* _Do this_: Update the records by replacing every occurrence of "ruler-tick-label" with "time-ruler-label". Leave everything else unchanged.

* _Exercise data_:

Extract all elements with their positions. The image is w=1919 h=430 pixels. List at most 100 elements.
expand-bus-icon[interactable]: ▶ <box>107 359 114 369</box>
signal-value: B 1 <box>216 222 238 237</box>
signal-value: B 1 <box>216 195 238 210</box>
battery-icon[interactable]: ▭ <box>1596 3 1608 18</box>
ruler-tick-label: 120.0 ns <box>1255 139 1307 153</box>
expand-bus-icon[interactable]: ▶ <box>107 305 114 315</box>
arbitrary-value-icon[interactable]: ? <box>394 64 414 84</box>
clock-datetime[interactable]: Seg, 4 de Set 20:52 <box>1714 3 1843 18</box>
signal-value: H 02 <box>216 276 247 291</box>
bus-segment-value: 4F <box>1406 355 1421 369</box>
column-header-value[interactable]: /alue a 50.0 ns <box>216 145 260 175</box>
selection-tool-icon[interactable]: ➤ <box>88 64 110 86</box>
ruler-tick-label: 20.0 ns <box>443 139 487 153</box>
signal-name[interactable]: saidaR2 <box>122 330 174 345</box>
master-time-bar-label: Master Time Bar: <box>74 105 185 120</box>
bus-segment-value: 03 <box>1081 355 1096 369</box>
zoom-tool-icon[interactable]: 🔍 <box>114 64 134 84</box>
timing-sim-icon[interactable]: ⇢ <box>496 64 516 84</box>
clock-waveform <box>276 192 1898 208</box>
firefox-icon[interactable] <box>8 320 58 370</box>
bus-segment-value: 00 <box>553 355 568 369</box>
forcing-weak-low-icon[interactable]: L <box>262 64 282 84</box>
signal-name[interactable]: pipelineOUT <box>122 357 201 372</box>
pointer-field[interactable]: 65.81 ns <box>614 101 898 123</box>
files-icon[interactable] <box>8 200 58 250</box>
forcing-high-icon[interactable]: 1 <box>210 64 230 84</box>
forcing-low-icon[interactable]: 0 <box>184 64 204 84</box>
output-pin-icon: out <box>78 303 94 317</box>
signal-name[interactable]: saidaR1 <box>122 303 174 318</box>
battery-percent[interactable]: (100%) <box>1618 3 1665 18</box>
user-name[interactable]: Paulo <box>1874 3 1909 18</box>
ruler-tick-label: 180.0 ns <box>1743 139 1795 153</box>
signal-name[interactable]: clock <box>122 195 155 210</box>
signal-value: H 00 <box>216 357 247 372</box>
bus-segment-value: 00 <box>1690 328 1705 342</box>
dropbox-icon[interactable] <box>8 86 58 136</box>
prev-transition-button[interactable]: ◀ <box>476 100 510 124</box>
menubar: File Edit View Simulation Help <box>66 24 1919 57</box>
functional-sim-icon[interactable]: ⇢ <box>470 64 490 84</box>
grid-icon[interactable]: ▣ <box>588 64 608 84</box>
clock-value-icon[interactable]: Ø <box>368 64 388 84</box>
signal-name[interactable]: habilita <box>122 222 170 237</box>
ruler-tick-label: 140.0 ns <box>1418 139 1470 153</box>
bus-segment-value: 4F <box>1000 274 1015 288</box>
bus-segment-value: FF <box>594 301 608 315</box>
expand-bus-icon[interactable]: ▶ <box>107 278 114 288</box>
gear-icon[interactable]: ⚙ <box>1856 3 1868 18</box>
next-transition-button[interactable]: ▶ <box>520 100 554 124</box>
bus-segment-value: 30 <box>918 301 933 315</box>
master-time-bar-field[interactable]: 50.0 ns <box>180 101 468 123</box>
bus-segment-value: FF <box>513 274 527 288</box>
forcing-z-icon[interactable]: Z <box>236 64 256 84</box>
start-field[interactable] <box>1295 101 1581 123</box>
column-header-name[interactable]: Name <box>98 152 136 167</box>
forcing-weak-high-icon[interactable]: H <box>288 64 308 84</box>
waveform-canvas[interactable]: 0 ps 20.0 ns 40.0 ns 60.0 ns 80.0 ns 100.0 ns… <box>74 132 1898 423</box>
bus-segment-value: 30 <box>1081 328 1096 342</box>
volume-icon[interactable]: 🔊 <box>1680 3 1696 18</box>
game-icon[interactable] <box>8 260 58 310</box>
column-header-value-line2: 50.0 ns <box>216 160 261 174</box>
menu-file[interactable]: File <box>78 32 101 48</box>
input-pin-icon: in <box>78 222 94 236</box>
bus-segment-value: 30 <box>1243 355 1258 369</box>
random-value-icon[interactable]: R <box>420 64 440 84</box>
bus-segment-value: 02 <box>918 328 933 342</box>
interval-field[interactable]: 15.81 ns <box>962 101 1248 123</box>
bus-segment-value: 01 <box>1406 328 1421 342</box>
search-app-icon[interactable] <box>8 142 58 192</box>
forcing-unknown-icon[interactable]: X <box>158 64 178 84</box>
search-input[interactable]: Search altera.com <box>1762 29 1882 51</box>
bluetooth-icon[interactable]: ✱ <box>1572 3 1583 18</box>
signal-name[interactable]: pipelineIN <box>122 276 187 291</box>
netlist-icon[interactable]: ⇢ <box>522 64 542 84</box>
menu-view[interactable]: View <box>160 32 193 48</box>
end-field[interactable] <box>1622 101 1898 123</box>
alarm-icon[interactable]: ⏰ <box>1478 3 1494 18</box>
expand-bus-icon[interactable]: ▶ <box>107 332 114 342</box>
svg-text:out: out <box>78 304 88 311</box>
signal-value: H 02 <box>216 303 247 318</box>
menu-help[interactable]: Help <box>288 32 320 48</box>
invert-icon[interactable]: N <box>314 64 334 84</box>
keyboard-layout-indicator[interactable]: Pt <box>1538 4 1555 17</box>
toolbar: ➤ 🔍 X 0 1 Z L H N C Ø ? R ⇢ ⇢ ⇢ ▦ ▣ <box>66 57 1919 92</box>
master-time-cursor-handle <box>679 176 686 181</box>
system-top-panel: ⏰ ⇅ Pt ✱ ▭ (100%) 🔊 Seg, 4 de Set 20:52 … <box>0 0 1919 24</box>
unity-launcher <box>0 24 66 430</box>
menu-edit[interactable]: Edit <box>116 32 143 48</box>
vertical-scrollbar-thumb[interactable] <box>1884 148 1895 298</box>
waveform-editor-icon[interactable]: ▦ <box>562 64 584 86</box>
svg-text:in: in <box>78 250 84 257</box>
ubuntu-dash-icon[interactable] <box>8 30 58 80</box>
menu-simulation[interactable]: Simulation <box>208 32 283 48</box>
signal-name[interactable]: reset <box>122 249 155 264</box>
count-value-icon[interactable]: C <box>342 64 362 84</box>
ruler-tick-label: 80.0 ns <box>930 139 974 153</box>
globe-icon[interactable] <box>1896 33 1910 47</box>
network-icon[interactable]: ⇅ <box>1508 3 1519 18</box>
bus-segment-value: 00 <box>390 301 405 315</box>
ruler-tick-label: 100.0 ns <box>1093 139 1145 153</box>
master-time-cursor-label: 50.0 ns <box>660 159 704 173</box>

* _Reply to the exercise_:
Extract all elements with their positions. The image is w=1919 h=430 pixels. List at most 100 elements.
expand-bus-icon[interactable]: ▶ <box>107 359 114 369</box>
signal-value: B 1 <box>216 222 238 237</box>
signal-value: B 1 <box>216 195 238 210</box>
battery-icon[interactable]: ▭ <box>1596 3 1608 18</box>
time-ruler-label: 120.0 ns <box>1255 139 1307 153</box>
expand-bus-icon[interactable]: ▶ <box>107 305 114 315</box>
arbitrary-value-icon[interactable]: ? <box>394 64 414 84</box>
clock-datetime[interactable]: Seg, 4 de Set 20:52 <box>1714 3 1843 18</box>
signal-value: H 02 <box>216 276 247 291</box>
bus-segment-value: 4F <box>1406 355 1421 369</box>
column-header-value[interactable]: /alue a 50.0 ns <box>216 145 260 175</box>
selection-tool-icon[interactable]: ➤ <box>88 64 110 86</box>
time-ruler-label: 20.0 ns <box>443 139 487 153</box>
signal-name[interactable]: saidaR2 <box>122 330 174 345</box>
master-time-bar-label: Master Time Bar: <box>74 105 185 120</box>
bus-segment-value: 03 <box>1081 355 1096 369</box>
zoom-tool-icon[interactable]: 🔍 <box>114 64 134 84</box>
timing-sim-icon[interactable]: ⇢ <box>496 64 516 84</box>
clock-waveform <box>276 192 1898 208</box>
firefox-icon[interactable] <box>8 320 58 370</box>
bus-segment-value: 00 <box>553 355 568 369</box>
forcing-weak-low-icon[interactable]: L <box>262 64 282 84</box>
signal-name[interactable]: pipelineOUT <box>122 357 201 372</box>
pointer-field[interactable]: 65.81 ns <box>614 101 898 123</box>
files-icon[interactable] <box>8 200 58 250</box>
forcing-high-icon[interactable]: 1 <box>210 64 230 84</box>
forcing-low-icon[interactable]: 0 <box>184 64 204 84</box>
output-pin-icon: out <box>78 303 94 317</box>
signal-name[interactable]: saidaR1 <box>122 303 174 318</box>
battery-percent[interactable]: (100%) <box>1618 3 1665 18</box>
user-name[interactable]: Paulo <box>1874 3 1909 18</box>
time-ruler-label: 180.0 ns <box>1743 139 1795 153</box>
signal-name[interactable]: clock <box>122 195 155 210</box>
signal-value: H 00 <box>216 357 247 372</box>
bus-segment-value: 00 <box>1690 328 1705 342</box>
dropbox-icon[interactable] <box>8 86 58 136</box>
prev-transition-button[interactable]: ◀ <box>476 100 510 124</box>
menubar: File Edit View Simulation Help <box>66 24 1919 57</box>
functional-sim-icon[interactable]: ⇢ <box>470 64 490 84</box>
grid-icon[interactable]: ▣ <box>588 64 608 84</box>
clock-value-icon[interactable]: Ø <box>368 64 388 84</box>
signal-name[interactable]: habilita <box>122 222 170 237</box>
time-ruler-label: 140.0 ns <box>1418 139 1470 153</box>
bus-segment-value: 4F <box>1000 274 1015 288</box>
bus-segment-value: FF <box>594 301 608 315</box>
expand-bus-icon[interactable]: ▶ <box>107 278 114 288</box>
gear-icon[interactable]: ⚙ <box>1856 3 1868 18</box>
next-transition-button[interactable]: ▶ <box>520 100 554 124</box>
bus-segment-value: 30 <box>918 301 933 315</box>
master-time-bar-field[interactable]: 50.0 ns <box>180 101 468 123</box>
bus-segment-value: FF <box>513 274 527 288</box>
forcing-z-icon[interactable]: Z <box>236 64 256 84</box>
start-field[interactable] <box>1295 101 1581 123</box>
column-header-name[interactable]: Name <box>98 152 136 167</box>
forcing-weak-high-icon[interactable]: H <box>288 64 308 84</box>
waveform-canvas[interactable]: 0 ps 20.0 ns 40.0 ns 60.0 ns 80.0 ns 100.0 ns… <box>74 132 1898 423</box>
bus-segment-value: 30 <box>1081 328 1096 342</box>
volume-icon[interactable]: 🔊 <box>1680 3 1696 18</box>
game-icon[interactable] <box>8 260 58 310</box>
column-header-value-line2: 50.0 ns <box>216 160 261 174</box>
menu-file[interactable]: File <box>78 32 101 48</box>
input-pin-icon: in <box>78 222 94 236</box>
bus-segment-value: 30 <box>1243 355 1258 369</box>
random-value-icon[interactable]: R <box>420 64 440 84</box>
bus-segment-value: 02 <box>918 328 933 342</box>
interval-field[interactable]: 15.81 ns <box>962 101 1248 123</box>
bus-segment-value: 01 <box>1406 328 1421 342</box>
search-app-icon[interactable] <box>8 142 58 192</box>
forcing-unknown-icon[interactable]: X <box>158 64 178 84</box>
search-input[interactable]: Search altera.com <box>1762 29 1882 51</box>
bluetooth-icon[interactable]: ✱ <box>1572 3 1583 18</box>
signal-name[interactable]: pipelineIN <box>122 276 187 291</box>
netlist-icon[interactable]: ⇢ <box>522 64 542 84</box>
menu-view[interactable]: View <box>160 32 193 48</box>
end-field[interactable] <box>1622 101 1898 123</box>
alarm-icon[interactable]: ⏰ <box>1478 3 1494 18</box>
expand-bus-icon[interactable]: ▶ <box>107 332 114 342</box>
svg-text:out: out <box>78 304 88 311</box>
signal-value: H 02 <box>216 303 247 318</box>
menu-help[interactable]: Help <box>288 32 320 48</box>
invert-icon[interactable]: N <box>314 64 334 84</box>
keyboard-layout-indicator[interactable]: Pt <box>1538 4 1555 17</box>
toolbar: ➤ 🔍 X 0 1 Z L H N C Ø ? R ⇢ ⇢ ⇢ ▦ ▣ <box>66 57 1919 92</box>
master-time-cursor-handle <box>679 176 686 181</box>
system-top-panel: ⏰ ⇅ Pt ✱ ▭ (100%) 🔊 Seg, 4 de Set 20:52 … <box>0 0 1919 24</box>
unity-launcher <box>0 24 66 430</box>
menu-edit[interactable]: Edit <box>116 32 143 48</box>
vertical-scrollbar-thumb[interactable] <box>1884 148 1895 298</box>
waveform-editor-icon[interactable]: ▦ <box>562 64 584 86</box>
svg-text:in: in <box>78 250 84 257</box>
ubuntu-dash-icon[interactable] <box>8 30 58 80</box>
menu-simulation[interactable]: Simulation <box>208 32 283 48</box>
signal-name[interactable]: reset <box>122 249 155 264</box>
count-value-icon[interactable]: C <box>342 64 362 84</box>
time-ruler-label: 80.0 ns <box>930 139 974 153</box>
globe-icon[interactable] <box>1896 33 1910 47</box>
network-icon[interactable]: ⇅ <box>1508 3 1519 18</box>
bus-segment-value: 00 <box>390 301 405 315</box>
time-ruler-label: 100.0 ns <box>1093 139 1145 153</box>
master-time-cursor-label: 50.0 ns <box>660 159 704 173</box>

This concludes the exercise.